Exercise prompt: Repeat the data word for word, excluding every picture.

Dataset rows for apps and sites:
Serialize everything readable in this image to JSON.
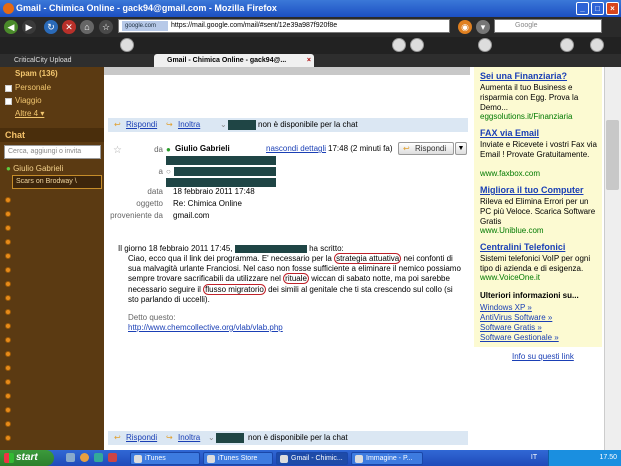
{
  "window": {
    "title": "Gmail - Chimica Online - gack94@gmail.com - Mozilla Firefox"
  },
  "browser": {
    "url_site": "google.com",
    "url": "https://mail.google.com/mail/#sent/12e39a987f920f8e",
    "search_placeholder": "Google",
    "tabs": [
      {
        "label": "CriticalCity Upload"
      },
      {
        "label": "Gmail - Chimica Online - gack94@..."
      }
    ]
  },
  "sidebar": {
    "spam": "Spam (136)",
    "labels": [
      "Personale",
      "Viaggio"
    ],
    "more": "Altre 4 ▾",
    "chat_title": "Chat",
    "chat_search_placeholder": "Cerca, aggiungi o invita",
    "contact": "Giulio Gabrieli",
    "status": "Scars on Brodway \\"
  },
  "replybar_top": {
    "reply": "Rispondi",
    "forward": "Inoltra",
    "status": "non è disponibile per la chat"
  },
  "message": {
    "sender": "Giulio Gabrieli",
    "hide_details": "nascondi dettagli",
    "time": "17:48 (2 minuti fa)",
    "reply_btn": "Rispondi",
    "fields": {
      "from_label": "da",
      "to_label": "a",
      "date_label": "data",
      "date": "18 febbraio 2011 17:48",
      "subject_label": "oggetto",
      "subject": "Re: Chimica Online",
      "source_label": "proveniente da",
      "source": "gmail.com"
    },
    "intro": "Il giorno 18 febbraio 2011 17:45,",
    "intro_end": "ha scritto:",
    "quote": {
      "l1a": "Ciao, ecco qua il link dei programma. E' necessario per la ",
      "l1b": "strategia attuativa",
      "l1c": " nei confonti di",
      "l2": "sua malvagità urlante Franciosi. Nel caso non fosse sufficiente a eliminare il nemico possiamo",
      "l3a": "sempre trovare sacrificabili da utilizzare nel ",
      "l3b": "rituale",
      "l3c": " wiccan di sabato notte, ma poi sarebbe",
      "l4a": "necessario seguire il ",
      "l4b": "flusso migratorio",
      "l4c": " dei simili al genitale che ti sta crescendo sul collo (si",
      "l5": "sto parlando di uccelli)."
    },
    "detto_label": "Detto questo:",
    "link": "http://www.chemcollective.org/vlab/vlab.php"
  },
  "replybar_bottom": {
    "reply": "Rispondi",
    "forward": "Inoltra",
    "status": "non è disponibile per la chat"
  },
  "ads": [
    {
      "title": "Sei una Finanziaria?",
      "text": "Aumenta il tuo Business e risparmia con Egg. Prova la Demo...",
      "url": "eggsolutions.it/Finanziaria"
    },
    {
      "title": "FAX via Email",
      "text": "Inviate e Ricevete i vostri Fax via Email ! Provate Gratuitamente.",
      "url": "www.faxbox.com"
    },
    {
      "title": "Migliora il tuo Computer",
      "text": "Rileva ed Elimina Errori per un PC più Veloce. Scarica Software Gratis",
      "url": "www.Uniblue.com"
    },
    {
      "title": "Centralini Telefonici",
      "text": "Sistemi telefonici VoIP per ogni tipo di azienda e di esigenza.",
      "url": "www.VoiceOne.it"
    }
  ],
  "more_info": {
    "title": "Ulteriori informazioni su...",
    "links": [
      "Windows XP »",
      "AntiVirus Software »",
      "Software Gratis »",
      "Software Gestionale »"
    ],
    "info_link": "Info su questi link"
  },
  "taskbar": {
    "start": "start",
    "tasks": [
      "iTunes",
      "iTunes Store",
      "Gmail - Chimic...",
      "Immagine - P..."
    ],
    "lang": "IT",
    "clock": "17.50"
  }
}
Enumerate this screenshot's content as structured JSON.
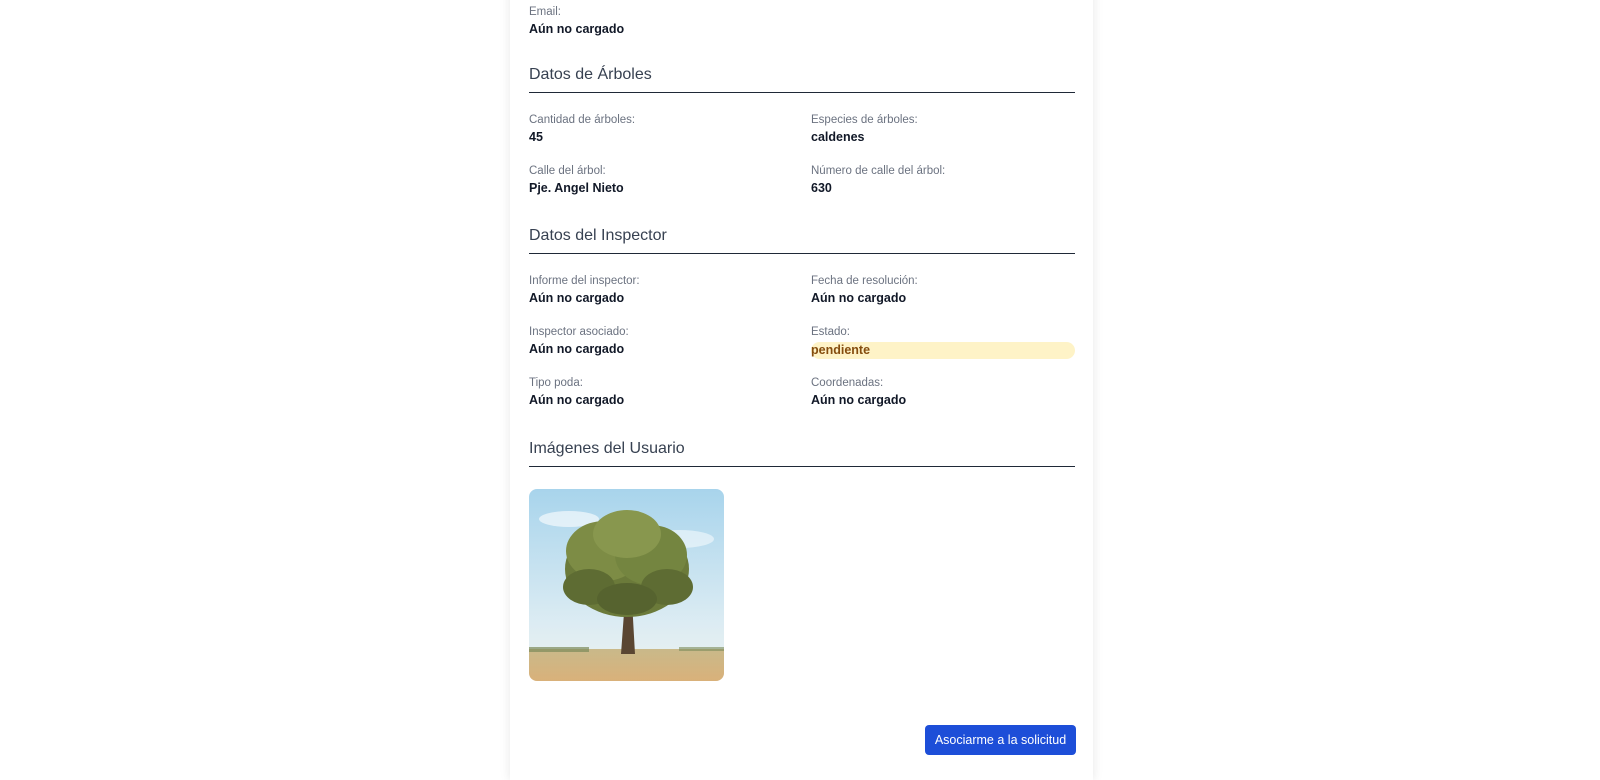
{
  "email": {
    "label": "Email:",
    "value": "Aún no cargado"
  },
  "arboles": {
    "title": "Datos de Árboles",
    "cantidad": {
      "label": "Cantidad de árboles:",
      "value": "45"
    },
    "especies": {
      "label": "Especies de árboles:",
      "value": "caldenes"
    },
    "calle": {
      "label": "Calle del árbol:",
      "value": "Pje. Angel Nieto"
    },
    "numero": {
      "label": "Número de calle del árbol:",
      "value": "630"
    }
  },
  "inspector": {
    "title": "Datos del Inspector",
    "informe": {
      "label": "Informe del inspector:",
      "value": "Aún no cargado"
    },
    "fecha": {
      "label": "Fecha de resolución:",
      "value": "Aún no cargado"
    },
    "asociado": {
      "label": "Inspector asociado:",
      "value": "Aún no cargado"
    },
    "estado": {
      "label": "Estado:",
      "value": "pendiente",
      "badge_color": "#fef3c7",
      "text_color": "#854d0e"
    },
    "tipo_poda": {
      "label": "Tipo poda:",
      "value": "Aún no cargado"
    },
    "coordenadas": {
      "label": "Coordenadas:",
      "value": "Aún no cargado"
    }
  },
  "imagenes": {
    "title": "Imágenes del Usuario",
    "photo_icon": "tree-photo"
  },
  "actions": {
    "associate_label": "Asociarme a la solicitud",
    "accent": "#1d4ed8"
  }
}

Solution to this task:
Serialize everything readable in this image to JSON.
{
  "window": {
    "title": "Gmail - Chimica Online - gack94@gmail.com - Mozilla Firefox"
  },
  "browser": {
    "url_site": "google.com",
    "url": "https://mail.google.com/mail/#sent/12e39a987f920f8e",
    "search_placeholder": "Google",
    "tabs": [
      {
        "label": "CriticalCity Upload"
      },
      {
        "label": "Gmail - Chimica Online - gack94@..."
      }
    ]
  },
  "sidebar": {
    "spam": "Spam (136)",
    "labels": [
      "Personale",
      "Viaggio"
    ],
    "more": "Altre 4 ▾",
    "chat_title": "Chat",
    "chat_search_placeholder": "Cerca, aggiungi o invita",
    "contact": "Giulio Gabrieli",
    "status": "Scars on Brodway \\"
  },
  "replybar_top": {
    "reply": "Rispondi",
    "forward": "Inoltra",
    "status": "non è disponibile per la chat"
  },
  "message": {
    "sender": "Giulio Gabrieli",
    "hide_details": "nascondi dettagli",
    "time": "17:48 (2 minuti fa)",
    "reply_btn": "Rispondi",
    "fields": {
      "from_label": "da",
      "to_label": "a",
      "date_label": "data",
      "date": "18 febbraio 2011 17:48",
      "subject_label": "oggetto",
      "subject": "Re: Chimica Online",
      "source_label": "proveniente da",
      "source": "gmail.com"
    },
    "intro": "Il giorno 18 febbraio 2011 17:45,",
    "intro_end": "ha scritto:",
    "quote": {
      "l1a": "Ciao, ecco qua il link dei programma. E' necessario per la ",
      "l1b": "strategia attuativa",
      "l1c": " nei confonti di",
      "l2": "sua malvagità urlante Franciosi. Nel caso non fosse sufficiente a eliminare il nemico possiamo",
      "l3a": "sempre trovare sacrificabili da utilizzare nel ",
      "l3b": "rituale",
      "l3c": " wiccan di sabato notte, ma poi sarebbe",
      "l4a": "necessario seguire il ",
      "l4b": "flusso migratorio",
      "l4c": " dei simili al genitale che ti sta crescendo sul collo (si",
      "l5": "sto parlando di uccelli)."
    },
    "detto_label": "Detto questo:",
    "link": "http://www.chemcollective.org/vlab/vlab.php"
  },
  "replybar_bottom": {
    "reply": "Rispondi",
    "forward": "Inoltra",
    "status": "non è disponibile per la chat"
  },
  "ads": [
    {
      "title": "Sei una Finanziaria?",
      "text": "Aumenta il tuo Business e risparmia con Egg. Prova la Demo...",
      "url": "eggsolutions.it/Finanziaria"
    },
    {
      "title": "FAX via Email",
      "text": "Inviate e Ricevete i vostri Fax via Email ! Provate Gratuitamente.",
      "url": "www.faxbox.com"
    },
    {
      "title": "Migliora il tuo Computer",
      "text": "Rileva ed Elimina Errori per un PC più Veloce. Scarica Software Gratis",
      "url": "www.Uniblue.com"
    },
    {
      "title": "Centralini Telefonici",
      "text": "Sistemi telefonici VoIP per ogni tipo di azienda e di esigenza.",
      "url": "www.VoiceOne.it"
    }
  ],
  "more_info": {
    "title": "Ulteriori informazioni su...",
    "links": [
      "Windows XP »",
      "AntiVirus Software »",
      "Software Gratis »",
      "Software Gestionale »"
    ],
    "info_link": "Info su questi link"
  },
  "taskbar": {
    "start": "start",
    "tasks": [
      "iTunes",
      "iTunes Store",
      "Gmail - Chimic...",
      "Immagine - P..."
    ],
    "lang": "IT",
    "clock": "17.50"
  }
}
Enumerate this screenshot's content as structured JSON.
{
  "email": {
    "label": "Email:",
    "value": "Aún no cargado"
  },
  "arboles": {
    "title": "Datos de Árboles",
    "cantidad": {
      "label": "Cantidad de árboles:",
      "value": "45"
    },
    "especies": {
      "label": "Especies de árboles:",
      "value": "caldenes"
    },
    "calle": {
      "label": "Calle del árbol:",
      "value": "Pje. Angel Nieto"
    },
    "numero": {
      "label": "Número de calle del árbol:",
      "value": "630"
    }
  },
  "inspector": {
    "title": "Datos del Inspector",
    "informe": {
      "label": "Informe del inspector:",
      "value": "Aún no cargado"
    },
    "fecha": {
      "label": "Fecha de resolución:",
      "value": "Aún no cargado"
    },
    "asociado": {
      "label": "Inspector asociado:",
      "value": "Aún no cargado"
    },
    "estado": {
      "label": "Estado:",
      "value": "pendiente",
      "badge_color": "#fef3c7",
      "text_color": "#854d0e"
    },
    "tipo_poda": {
      "label": "Tipo poda:",
      "value": "Aún no cargado"
    },
    "coordenadas": {
      "label": "Coordenadas:",
      "value": "Aún no cargado"
    }
  },
  "imagenes": {
    "title": "Imágenes del Usuario",
    "photo_icon": "tree-photo"
  },
  "actions": {
    "associate_label": "Asociarme a la solicitud",
    "accent": "#1d4ed8"
  }
}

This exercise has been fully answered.